• **INPUT FOR THIS TASK**:
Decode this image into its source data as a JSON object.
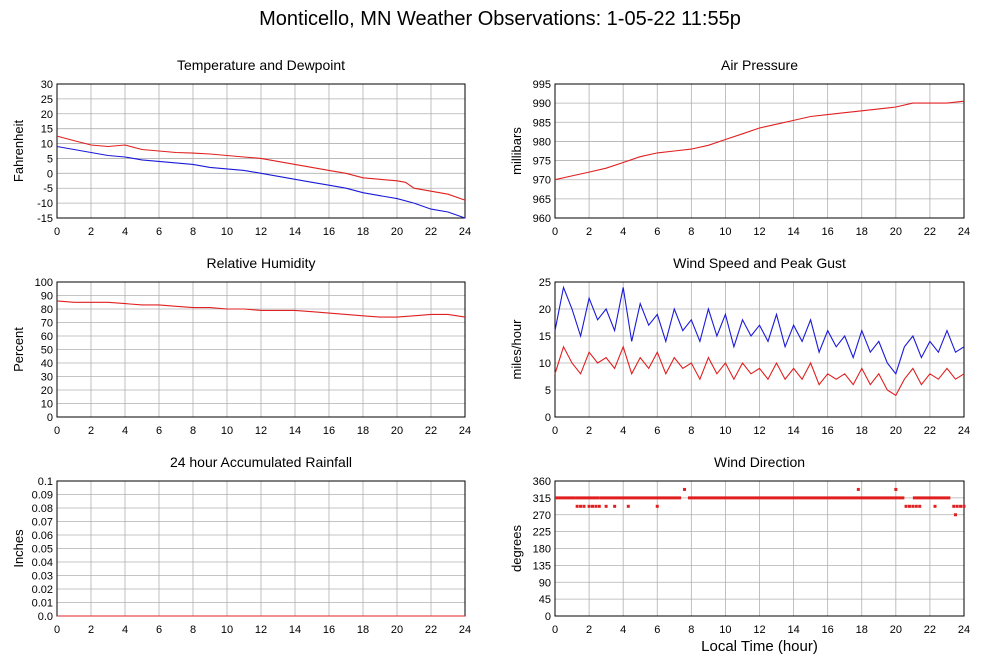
{
  "title": "Monticello, MN Weather Observations: 1-05-22 11:55p",
  "x_axis_label": "Local Time (hour)",
  "colors": {
    "red": "#e02020",
    "blue": "#1a1ad8",
    "grid": "#b0b0b0"
  },
  "chart_data": [
    {
      "id": "temp",
      "type": "line",
      "title": "Temperature and Dewpoint",
      "ylabel": "Fahrenheit",
      "xlim": [
        0,
        24
      ],
      "ylim": [
        -15,
        30
      ],
      "yticks": [
        -15,
        -10,
        -5,
        0,
        5,
        10,
        15,
        20,
        25,
        30
      ],
      "xticks": [
        0,
        2,
        4,
        6,
        8,
        10,
        12,
        14,
        16,
        18,
        20,
        22,
        24
      ],
      "grid": true,
      "series": [
        {
          "color": "red",
          "x": [
            0,
            1,
            2,
            3,
            4,
            5,
            6,
            7,
            8,
            9,
            10,
            11,
            12,
            13,
            14,
            15,
            16,
            17,
            18,
            19,
            20,
            20.5,
            21,
            22,
            23,
            24
          ],
          "values": [
            12.5,
            11,
            9.5,
            9,
            9.5,
            8,
            7.5,
            7,
            6.8,
            6.5,
            6,
            5.5,
            5,
            4,
            3,
            2,
            1,
            0,
            -1.5,
            -2,
            -2.5,
            -3,
            -5,
            -6,
            -7,
            -9
          ]
        },
        {
          "color": "blue",
          "x": [
            0,
            1,
            2,
            3,
            4,
            5,
            6,
            7,
            8,
            9,
            10,
            11,
            12,
            13,
            14,
            15,
            16,
            17,
            18,
            19,
            20,
            21,
            22,
            23,
            24
          ],
          "values": [
            9,
            8,
            7,
            6,
            5.5,
            4.5,
            4,
            3.5,
            3,
            2,
            1.5,
            1,
            0,
            -1,
            -2,
            -3,
            -4,
            -5,
            -6.5,
            -7.5,
            -8.5,
            -10,
            -12,
            -13,
            -15
          ]
        }
      ]
    },
    {
      "id": "pressure",
      "type": "line",
      "title": "Air Pressure",
      "ylabel": "millibars",
      "xlim": [
        0,
        24
      ],
      "ylim": [
        960,
        995
      ],
      "yticks": [
        960,
        965,
        970,
        975,
        980,
        985,
        990,
        995
      ],
      "xticks": [
        0,
        2,
        4,
        6,
        8,
        10,
        12,
        14,
        16,
        18,
        20,
        22,
        24
      ],
      "grid": true,
      "series": [
        {
          "color": "red",
          "x": [
            0,
            1,
            2,
            3,
            4,
            5,
            6,
            7,
            8,
            9,
            10,
            11,
            12,
            13,
            14,
            15,
            16,
            17,
            18,
            19,
            20,
            21,
            22,
            23,
            24
          ],
          "values": [
            970,
            971,
            972,
            973,
            974.5,
            976,
            977,
            977.5,
            978,
            979,
            980.5,
            982,
            983.5,
            984.5,
            985.5,
            986.5,
            987,
            987.5,
            988,
            988.5,
            989,
            990,
            990,
            990,
            990.5
          ]
        }
      ]
    },
    {
      "id": "humidity",
      "type": "line",
      "title": "Relative Humidity",
      "ylabel": "Percent",
      "xlim": [
        0,
        24
      ],
      "ylim": [
        0,
        100
      ],
      "yticks": [
        0,
        10,
        20,
        30,
        40,
        50,
        60,
        70,
        80,
        90,
        100
      ],
      "xticks": [
        0,
        2,
        4,
        6,
        8,
        10,
        12,
        14,
        16,
        18,
        20,
        22,
        24
      ],
      "grid": true,
      "series": [
        {
          "color": "red",
          "x": [
            0,
            1,
            2,
            3,
            4,
            5,
            6,
            7,
            8,
            9,
            10,
            11,
            12,
            13,
            14,
            15,
            16,
            17,
            18,
            19,
            20,
            21,
            22,
            23,
            24
          ],
          "values": [
            86,
            85,
            85,
            85,
            84,
            83,
            83,
            82,
            81,
            81,
            80,
            80,
            79,
            79,
            79,
            78,
            77,
            76,
            75,
            74,
            74,
            75,
            76,
            76,
            74
          ]
        }
      ]
    },
    {
      "id": "wind",
      "type": "line",
      "title": "Wind Speed and Peak Gust",
      "ylabel": "miles/hour",
      "xlim": [
        0,
        24
      ],
      "ylim": [
        0,
        25
      ],
      "yticks": [
        0,
        5,
        10,
        15,
        20,
        25
      ],
      "xticks": [
        0,
        2,
        4,
        6,
        8,
        10,
        12,
        14,
        16,
        18,
        20,
        22,
        24
      ],
      "grid": true,
      "series": [
        {
          "color": "blue",
          "x": [
            0,
            0.5,
            1,
            1.5,
            2,
            2.5,
            3,
            3.5,
            4,
            4.5,
            5,
            5.5,
            6,
            6.5,
            7,
            7.5,
            8,
            8.5,
            9,
            9.5,
            10,
            10.5,
            11,
            11.5,
            12,
            12.5,
            13,
            13.5,
            14,
            14.5,
            15,
            15.5,
            16,
            16.5,
            17,
            17.5,
            18,
            18.5,
            19,
            19.5,
            20,
            20.5,
            21,
            21.5,
            22,
            22.5,
            23,
            23.5,
            24
          ],
          "values": [
            16,
            24,
            20,
            15,
            22,
            18,
            20,
            16,
            24,
            14,
            21,
            17,
            19,
            14,
            20,
            16,
            18,
            14,
            20,
            15,
            19,
            13,
            18,
            15,
            17,
            14,
            19,
            13,
            17,
            14,
            18,
            12,
            16,
            13,
            15,
            11,
            16,
            12,
            14,
            10,
            8,
            13,
            15,
            11,
            14,
            12,
            16,
            12,
            13
          ]
        },
        {
          "color": "red",
          "x": [
            0,
            0.5,
            1,
            1.5,
            2,
            2.5,
            3,
            3.5,
            4,
            4.5,
            5,
            5.5,
            6,
            6.5,
            7,
            7.5,
            8,
            8.5,
            9,
            9.5,
            10,
            10.5,
            11,
            11.5,
            12,
            12.5,
            13,
            13.5,
            14,
            14.5,
            15,
            15.5,
            16,
            16.5,
            17,
            17.5,
            18,
            18.5,
            19,
            19.5,
            20,
            20.5,
            21,
            21.5,
            22,
            22.5,
            23,
            23.5,
            24
          ],
          "values": [
            8,
            13,
            10,
            8,
            12,
            10,
            11,
            9,
            13,
            8,
            11,
            9,
            12,
            8,
            11,
            9,
            10,
            7,
            11,
            8,
            10,
            7,
            10,
            8,
            9,
            7,
            10,
            7,
            9,
            7,
            10,
            6,
            8,
            7,
            8,
            6,
            9,
            6,
            8,
            5,
            4,
            7,
            9,
            6,
            8,
            7,
            9,
            7,
            8
          ]
        }
      ]
    },
    {
      "id": "rain",
      "type": "line",
      "title": "24 hour Accumulated Rainfall",
      "ylabel": "Inches",
      "xlim": [
        0,
        24
      ],
      "ylim": [
        0,
        0.1
      ],
      "yticks": [
        0.0,
        0.01,
        0.02,
        0.03,
        0.04,
        0.05,
        0.06,
        0.07,
        0.08,
        0.09,
        0.1
      ],
      "ytick_labels": [
        "0.0",
        "0.01",
        "0.02",
        "0.03",
        "0.04",
        "0.05",
        "0.06",
        "0.07",
        "0.08",
        "0.09",
        "0.1"
      ],
      "xticks": [
        0,
        2,
        4,
        6,
        8,
        10,
        12,
        14,
        16,
        18,
        20,
        22,
        24
      ],
      "grid": true,
      "series": [
        {
          "color": "red",
          "x": [
            0,
            24
          ],
          "values": [
            0,
            0
          ]
        }
      ]
    },
    {
      "id": "direction",
      "type": "scatter",
      "title": "Wind Direction",
      "ylabel": "degrees",
      "xlabel": "Local Time (hour)",
      "xlim": [
        0,
        24
      ],
      "ylim": [
        0,
        360
      ],
      "yticks": [
        0,
        45,
        90,
        135,
        180,
        225,
        270,
        315,
        360
      ],
      "xticks": [
        0,
        2,
        4,
        6,
        8,
        10,
        12,
        14,
        16,
        18,
        20,
        22,
        24
      ],
      "grid": true,
      "series": [
        {
          "color": "red",
          "segments": [
            [
              0,
              1.2,
              315
            ],
            [
              1.2,
              2.6,
              315
            ],
            [
              2.6,
              7.4,
              315
            ],
            [
              7.8,
              20.5,
              315
            ],
            [
              21,
              23.2,
              315
            ]
          ],
          "points": [
            [
              1.3,
              292.5
            ],
            [
              1.5,
              292.5
            ],
            [
              1.7,
              292.5
            ],
            [
              2.0,
              292.5
            ],
            [
              2.2,
              292.5
            ],
            [
              2.4,
              292.5
            ],
            [
              2.6,
              292.5
            ],
            [
              3.0,
              292.5
            ],
            [
              3.5,
              292.5
            ],
            [
              4.3,
              292.5
            ],
            [
              6.0,
              292.5
            ],
            [
              7.6,
              337.5
            ],
            [
              17.8,
              337.5
            ],
            [
              20.0,
              337.5
            ],
            [
              20.6,
              292.5
            ],
            [
              20.8,
              292.5
            ],
            [
              21.0,
              292.5
            ],
            [
              21.2,
              292.5
            ],
            [
              21.4,
              292.5
            ],
            [
              22.3,
              292.5
            ],
            [
              23.4,
              292.5
            ],
            [
              23.6,
              292.5
            ],
            [
              23.8,
              292.5
            ],
            [
              24.0,
              292.5
            ],
            [
              23.5,
              270
            ]
          ]
        }
      ]
    }
  ]
}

• **DESCRIPTION OF THE TASK**: Establish how many lines of the material above hold the word "hour". Nothing but the count should be returned.

• **WRITTEN ANSWER**: 4